# Exercise directions
Count every line below that contains "STEC", then state the total with no other output.

☆ ☆ ☆ ☆ ☆

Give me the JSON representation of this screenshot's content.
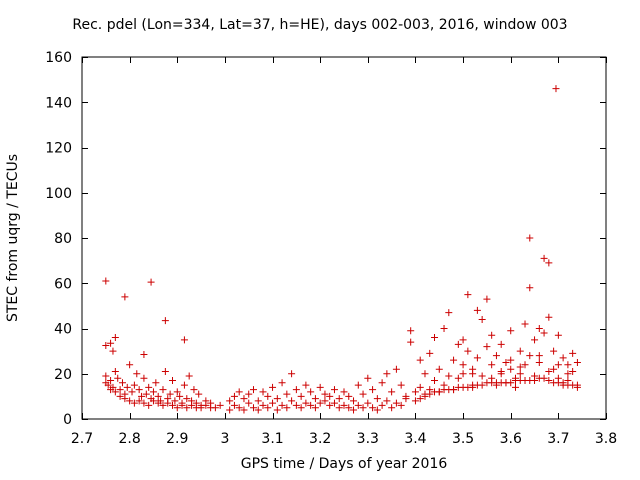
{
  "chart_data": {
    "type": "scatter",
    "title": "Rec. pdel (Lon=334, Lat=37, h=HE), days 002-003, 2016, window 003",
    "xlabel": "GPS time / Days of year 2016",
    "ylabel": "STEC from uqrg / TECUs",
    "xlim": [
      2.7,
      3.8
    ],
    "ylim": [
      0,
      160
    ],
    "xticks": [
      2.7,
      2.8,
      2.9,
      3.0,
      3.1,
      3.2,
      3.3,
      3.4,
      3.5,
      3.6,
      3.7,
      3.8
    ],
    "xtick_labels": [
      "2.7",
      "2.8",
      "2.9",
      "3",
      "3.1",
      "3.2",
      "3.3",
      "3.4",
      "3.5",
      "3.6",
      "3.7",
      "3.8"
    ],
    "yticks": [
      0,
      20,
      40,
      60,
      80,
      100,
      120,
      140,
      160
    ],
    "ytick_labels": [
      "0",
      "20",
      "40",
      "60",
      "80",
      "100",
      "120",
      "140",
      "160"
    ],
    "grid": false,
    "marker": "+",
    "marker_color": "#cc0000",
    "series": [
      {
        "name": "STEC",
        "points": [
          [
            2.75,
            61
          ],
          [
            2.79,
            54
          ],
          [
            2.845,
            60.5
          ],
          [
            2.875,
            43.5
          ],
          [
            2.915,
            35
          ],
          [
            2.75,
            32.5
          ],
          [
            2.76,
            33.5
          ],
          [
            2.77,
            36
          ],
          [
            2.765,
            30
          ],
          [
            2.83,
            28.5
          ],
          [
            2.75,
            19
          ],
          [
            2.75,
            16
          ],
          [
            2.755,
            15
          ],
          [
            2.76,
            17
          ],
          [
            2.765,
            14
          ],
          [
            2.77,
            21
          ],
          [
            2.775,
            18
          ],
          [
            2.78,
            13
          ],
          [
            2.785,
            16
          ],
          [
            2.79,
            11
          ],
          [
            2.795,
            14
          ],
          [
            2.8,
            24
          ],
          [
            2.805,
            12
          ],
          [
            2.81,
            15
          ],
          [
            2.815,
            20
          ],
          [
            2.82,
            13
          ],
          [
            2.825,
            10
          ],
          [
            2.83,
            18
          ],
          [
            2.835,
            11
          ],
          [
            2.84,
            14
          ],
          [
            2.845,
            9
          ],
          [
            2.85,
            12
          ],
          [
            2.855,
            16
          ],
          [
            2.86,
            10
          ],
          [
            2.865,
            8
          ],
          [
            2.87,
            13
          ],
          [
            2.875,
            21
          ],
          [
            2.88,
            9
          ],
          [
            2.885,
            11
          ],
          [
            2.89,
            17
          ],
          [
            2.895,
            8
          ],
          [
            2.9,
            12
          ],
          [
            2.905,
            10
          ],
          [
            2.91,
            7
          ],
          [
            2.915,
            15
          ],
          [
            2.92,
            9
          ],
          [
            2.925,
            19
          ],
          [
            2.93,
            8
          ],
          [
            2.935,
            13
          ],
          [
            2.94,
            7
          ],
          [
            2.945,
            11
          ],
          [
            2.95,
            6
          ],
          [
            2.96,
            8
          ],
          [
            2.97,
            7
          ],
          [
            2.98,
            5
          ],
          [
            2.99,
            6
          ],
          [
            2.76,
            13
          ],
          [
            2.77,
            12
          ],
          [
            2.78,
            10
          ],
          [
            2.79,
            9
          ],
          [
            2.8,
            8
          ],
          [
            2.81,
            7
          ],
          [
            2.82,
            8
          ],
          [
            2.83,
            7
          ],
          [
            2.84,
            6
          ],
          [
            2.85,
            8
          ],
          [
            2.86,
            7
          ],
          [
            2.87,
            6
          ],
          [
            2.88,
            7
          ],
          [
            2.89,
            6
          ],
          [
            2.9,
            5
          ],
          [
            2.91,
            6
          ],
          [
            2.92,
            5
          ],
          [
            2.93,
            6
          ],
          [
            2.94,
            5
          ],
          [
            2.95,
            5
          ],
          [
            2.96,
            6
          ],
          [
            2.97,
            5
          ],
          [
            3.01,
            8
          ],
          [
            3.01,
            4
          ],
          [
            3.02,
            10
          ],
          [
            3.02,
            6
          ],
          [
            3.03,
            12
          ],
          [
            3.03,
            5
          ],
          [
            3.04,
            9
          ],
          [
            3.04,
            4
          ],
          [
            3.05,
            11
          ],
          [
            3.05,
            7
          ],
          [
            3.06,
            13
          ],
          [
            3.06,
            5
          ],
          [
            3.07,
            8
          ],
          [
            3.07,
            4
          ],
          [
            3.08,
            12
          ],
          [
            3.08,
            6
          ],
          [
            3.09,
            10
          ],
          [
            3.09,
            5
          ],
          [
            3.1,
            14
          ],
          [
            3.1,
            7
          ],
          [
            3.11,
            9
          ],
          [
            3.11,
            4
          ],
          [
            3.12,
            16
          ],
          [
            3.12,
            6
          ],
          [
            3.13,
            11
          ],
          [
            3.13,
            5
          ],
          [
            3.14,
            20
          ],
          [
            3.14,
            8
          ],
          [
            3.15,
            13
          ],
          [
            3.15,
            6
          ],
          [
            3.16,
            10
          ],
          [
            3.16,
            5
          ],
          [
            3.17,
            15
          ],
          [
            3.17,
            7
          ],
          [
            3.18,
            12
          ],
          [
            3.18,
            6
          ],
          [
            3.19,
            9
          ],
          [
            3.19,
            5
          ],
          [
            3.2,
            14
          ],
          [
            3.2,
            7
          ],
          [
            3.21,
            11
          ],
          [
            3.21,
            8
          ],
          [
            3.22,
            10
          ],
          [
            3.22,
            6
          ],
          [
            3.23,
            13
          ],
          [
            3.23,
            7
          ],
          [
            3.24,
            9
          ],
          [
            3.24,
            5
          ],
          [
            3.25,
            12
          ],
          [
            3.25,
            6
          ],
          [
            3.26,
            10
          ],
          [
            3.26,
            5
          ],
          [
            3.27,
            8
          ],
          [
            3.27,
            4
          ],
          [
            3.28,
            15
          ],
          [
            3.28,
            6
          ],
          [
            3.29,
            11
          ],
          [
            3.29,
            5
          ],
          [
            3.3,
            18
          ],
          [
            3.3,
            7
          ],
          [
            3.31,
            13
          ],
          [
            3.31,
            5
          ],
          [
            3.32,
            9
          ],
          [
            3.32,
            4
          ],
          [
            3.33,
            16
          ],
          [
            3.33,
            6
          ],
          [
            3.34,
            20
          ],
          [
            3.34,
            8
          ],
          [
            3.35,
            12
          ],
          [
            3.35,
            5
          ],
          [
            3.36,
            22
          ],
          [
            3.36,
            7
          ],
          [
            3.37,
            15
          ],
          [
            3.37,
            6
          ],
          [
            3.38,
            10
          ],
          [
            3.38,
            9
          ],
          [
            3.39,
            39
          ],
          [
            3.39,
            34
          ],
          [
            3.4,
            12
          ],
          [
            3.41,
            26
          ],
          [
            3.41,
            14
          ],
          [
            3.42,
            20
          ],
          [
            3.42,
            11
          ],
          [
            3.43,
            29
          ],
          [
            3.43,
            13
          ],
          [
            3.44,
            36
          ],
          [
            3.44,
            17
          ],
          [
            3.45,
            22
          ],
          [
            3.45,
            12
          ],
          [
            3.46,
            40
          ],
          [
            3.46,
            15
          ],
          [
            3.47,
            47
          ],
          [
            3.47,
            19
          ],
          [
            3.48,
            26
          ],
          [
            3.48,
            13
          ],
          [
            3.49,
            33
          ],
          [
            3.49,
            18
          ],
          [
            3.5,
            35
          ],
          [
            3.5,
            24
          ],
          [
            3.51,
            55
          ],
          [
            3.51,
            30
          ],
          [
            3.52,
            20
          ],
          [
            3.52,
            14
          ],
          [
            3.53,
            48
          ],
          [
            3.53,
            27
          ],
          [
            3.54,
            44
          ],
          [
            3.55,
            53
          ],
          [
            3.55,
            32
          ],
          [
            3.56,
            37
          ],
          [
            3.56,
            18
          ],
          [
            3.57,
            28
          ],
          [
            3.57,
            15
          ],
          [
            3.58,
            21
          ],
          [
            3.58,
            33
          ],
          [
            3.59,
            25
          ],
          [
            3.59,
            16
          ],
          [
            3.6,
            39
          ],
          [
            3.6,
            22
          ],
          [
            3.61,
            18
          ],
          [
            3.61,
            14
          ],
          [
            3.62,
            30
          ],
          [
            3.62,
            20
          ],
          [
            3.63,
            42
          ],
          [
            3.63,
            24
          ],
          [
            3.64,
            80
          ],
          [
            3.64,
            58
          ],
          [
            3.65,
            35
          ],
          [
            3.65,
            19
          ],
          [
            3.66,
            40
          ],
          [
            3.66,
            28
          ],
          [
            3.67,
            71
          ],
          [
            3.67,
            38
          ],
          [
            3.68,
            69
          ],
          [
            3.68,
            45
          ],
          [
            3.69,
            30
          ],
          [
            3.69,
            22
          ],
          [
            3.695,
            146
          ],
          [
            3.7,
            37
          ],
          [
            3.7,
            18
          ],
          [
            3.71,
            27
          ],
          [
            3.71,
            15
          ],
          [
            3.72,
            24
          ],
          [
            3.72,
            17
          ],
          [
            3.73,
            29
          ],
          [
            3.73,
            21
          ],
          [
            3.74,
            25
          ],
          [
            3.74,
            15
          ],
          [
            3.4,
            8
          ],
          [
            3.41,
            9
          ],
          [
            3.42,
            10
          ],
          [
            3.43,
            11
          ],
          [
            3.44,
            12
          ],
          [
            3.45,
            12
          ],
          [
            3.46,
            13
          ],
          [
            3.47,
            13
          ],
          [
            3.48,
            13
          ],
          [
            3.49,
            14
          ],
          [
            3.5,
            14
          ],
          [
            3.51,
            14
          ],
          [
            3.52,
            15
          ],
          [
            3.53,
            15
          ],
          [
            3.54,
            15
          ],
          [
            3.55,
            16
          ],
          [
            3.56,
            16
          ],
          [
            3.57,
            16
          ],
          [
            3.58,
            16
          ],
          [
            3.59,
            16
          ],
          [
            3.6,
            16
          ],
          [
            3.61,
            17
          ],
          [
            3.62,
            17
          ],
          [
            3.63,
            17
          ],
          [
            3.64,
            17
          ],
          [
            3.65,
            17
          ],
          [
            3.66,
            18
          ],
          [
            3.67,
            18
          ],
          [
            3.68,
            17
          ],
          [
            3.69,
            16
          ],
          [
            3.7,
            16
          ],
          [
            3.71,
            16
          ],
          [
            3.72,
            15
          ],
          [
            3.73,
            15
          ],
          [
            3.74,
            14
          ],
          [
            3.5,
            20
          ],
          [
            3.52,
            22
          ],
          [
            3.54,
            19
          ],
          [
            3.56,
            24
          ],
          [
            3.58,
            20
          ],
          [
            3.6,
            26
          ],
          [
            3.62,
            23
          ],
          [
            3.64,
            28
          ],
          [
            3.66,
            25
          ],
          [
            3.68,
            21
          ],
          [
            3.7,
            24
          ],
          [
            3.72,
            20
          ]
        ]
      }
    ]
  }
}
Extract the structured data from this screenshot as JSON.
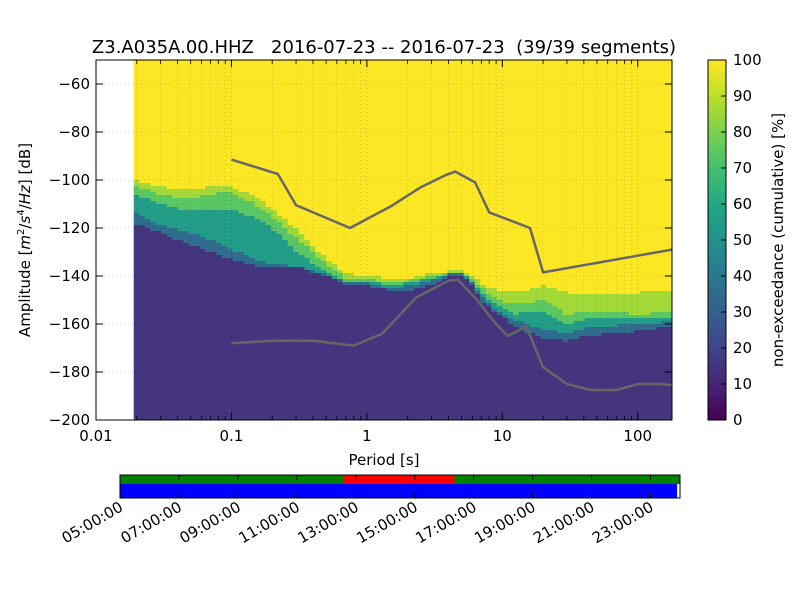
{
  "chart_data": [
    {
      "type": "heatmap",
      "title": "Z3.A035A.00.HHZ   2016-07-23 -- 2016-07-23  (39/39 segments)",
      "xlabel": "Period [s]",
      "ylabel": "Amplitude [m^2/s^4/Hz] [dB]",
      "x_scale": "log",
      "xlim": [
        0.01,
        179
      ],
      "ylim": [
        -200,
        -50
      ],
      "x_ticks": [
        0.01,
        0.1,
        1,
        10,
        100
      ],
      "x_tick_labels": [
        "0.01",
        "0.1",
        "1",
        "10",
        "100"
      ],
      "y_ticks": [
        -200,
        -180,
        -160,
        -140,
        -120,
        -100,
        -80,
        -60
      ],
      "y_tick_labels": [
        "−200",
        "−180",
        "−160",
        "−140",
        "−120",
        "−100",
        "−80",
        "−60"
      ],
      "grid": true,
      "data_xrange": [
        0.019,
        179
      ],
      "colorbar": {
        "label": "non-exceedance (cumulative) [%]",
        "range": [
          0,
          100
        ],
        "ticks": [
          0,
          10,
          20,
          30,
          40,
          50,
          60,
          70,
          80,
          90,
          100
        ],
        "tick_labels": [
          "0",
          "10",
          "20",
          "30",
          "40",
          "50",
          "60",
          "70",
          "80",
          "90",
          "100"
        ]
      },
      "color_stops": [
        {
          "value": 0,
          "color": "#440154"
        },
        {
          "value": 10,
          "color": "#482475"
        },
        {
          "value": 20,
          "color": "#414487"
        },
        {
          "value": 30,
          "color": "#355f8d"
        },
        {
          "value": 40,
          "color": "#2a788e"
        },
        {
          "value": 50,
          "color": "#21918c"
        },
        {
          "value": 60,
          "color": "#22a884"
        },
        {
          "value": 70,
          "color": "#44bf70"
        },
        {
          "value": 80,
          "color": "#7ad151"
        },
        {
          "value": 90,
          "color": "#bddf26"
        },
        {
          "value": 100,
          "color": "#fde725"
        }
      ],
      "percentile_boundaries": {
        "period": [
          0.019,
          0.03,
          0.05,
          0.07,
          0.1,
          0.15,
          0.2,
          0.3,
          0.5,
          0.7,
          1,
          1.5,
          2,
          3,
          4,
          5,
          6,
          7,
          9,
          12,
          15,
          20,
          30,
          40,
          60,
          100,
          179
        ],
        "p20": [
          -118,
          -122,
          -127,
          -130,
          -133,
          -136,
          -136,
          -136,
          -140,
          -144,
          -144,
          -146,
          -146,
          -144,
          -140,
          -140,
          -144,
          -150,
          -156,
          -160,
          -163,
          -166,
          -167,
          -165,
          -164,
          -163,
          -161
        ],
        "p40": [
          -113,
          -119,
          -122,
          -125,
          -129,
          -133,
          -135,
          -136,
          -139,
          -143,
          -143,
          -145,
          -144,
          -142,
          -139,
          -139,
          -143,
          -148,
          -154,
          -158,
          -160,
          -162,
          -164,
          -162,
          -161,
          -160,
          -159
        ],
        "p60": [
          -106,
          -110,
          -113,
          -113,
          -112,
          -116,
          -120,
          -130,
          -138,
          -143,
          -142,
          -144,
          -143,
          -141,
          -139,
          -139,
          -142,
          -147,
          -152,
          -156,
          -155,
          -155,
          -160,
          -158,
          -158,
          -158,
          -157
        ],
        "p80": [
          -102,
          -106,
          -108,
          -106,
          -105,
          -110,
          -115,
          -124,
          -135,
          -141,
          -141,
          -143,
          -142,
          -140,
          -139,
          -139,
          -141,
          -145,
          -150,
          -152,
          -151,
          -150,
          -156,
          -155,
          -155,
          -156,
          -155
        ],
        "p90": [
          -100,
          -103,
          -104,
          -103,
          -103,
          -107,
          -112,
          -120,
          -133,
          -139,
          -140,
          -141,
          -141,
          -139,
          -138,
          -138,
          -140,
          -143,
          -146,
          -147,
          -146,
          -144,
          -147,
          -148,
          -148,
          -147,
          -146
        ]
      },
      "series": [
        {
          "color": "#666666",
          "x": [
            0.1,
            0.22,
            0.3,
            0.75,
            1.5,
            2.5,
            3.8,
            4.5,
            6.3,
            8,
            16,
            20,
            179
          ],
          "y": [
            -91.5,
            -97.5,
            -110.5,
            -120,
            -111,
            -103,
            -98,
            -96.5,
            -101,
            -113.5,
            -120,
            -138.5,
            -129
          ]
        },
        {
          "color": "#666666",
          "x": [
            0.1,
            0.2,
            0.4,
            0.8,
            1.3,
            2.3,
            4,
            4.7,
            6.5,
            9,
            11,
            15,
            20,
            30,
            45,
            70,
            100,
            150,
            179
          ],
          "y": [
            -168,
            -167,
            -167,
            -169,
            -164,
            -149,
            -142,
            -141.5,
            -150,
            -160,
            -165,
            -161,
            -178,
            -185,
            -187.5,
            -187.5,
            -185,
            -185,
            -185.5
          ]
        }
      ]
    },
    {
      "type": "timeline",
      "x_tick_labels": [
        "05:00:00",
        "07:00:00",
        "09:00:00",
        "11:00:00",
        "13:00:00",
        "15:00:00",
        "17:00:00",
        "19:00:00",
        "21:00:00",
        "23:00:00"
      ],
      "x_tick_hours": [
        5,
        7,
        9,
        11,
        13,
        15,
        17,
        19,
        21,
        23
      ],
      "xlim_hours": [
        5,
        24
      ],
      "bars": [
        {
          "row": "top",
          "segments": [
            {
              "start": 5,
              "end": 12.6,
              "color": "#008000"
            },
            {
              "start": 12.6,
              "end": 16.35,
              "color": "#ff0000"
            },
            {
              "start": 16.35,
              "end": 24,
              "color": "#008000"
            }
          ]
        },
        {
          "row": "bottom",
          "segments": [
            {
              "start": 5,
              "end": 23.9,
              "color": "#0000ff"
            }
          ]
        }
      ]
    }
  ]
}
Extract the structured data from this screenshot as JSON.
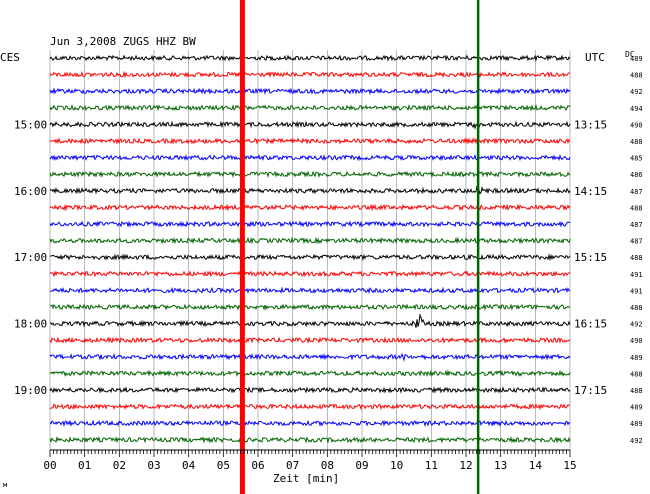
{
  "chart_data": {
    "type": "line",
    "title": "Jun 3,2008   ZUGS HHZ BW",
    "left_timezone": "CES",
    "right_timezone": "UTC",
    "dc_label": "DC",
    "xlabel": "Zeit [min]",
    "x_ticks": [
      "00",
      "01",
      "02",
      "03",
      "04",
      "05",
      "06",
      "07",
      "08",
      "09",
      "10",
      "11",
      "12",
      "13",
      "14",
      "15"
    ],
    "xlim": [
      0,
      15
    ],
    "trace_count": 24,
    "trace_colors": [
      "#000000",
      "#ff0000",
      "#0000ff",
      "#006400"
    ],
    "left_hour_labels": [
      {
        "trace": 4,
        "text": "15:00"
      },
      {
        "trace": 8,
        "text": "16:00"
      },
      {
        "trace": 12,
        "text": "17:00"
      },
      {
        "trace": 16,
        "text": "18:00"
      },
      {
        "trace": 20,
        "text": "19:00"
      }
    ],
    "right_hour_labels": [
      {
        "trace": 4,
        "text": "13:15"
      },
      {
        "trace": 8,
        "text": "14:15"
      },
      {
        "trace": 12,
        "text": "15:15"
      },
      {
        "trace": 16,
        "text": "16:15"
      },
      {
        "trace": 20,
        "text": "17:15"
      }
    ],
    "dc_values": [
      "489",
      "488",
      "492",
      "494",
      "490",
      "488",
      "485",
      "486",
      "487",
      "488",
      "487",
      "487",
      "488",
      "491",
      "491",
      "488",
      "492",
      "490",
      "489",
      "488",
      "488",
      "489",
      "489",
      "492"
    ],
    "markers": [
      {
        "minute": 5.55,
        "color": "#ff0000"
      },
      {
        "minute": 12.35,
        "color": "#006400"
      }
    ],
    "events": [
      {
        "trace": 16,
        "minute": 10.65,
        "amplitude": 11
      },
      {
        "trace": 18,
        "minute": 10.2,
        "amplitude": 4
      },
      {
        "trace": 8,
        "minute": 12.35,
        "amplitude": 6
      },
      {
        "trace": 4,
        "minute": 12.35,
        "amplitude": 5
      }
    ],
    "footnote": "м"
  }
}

☆ ☆ ☆ ☆ ☆

# Reply to the task
2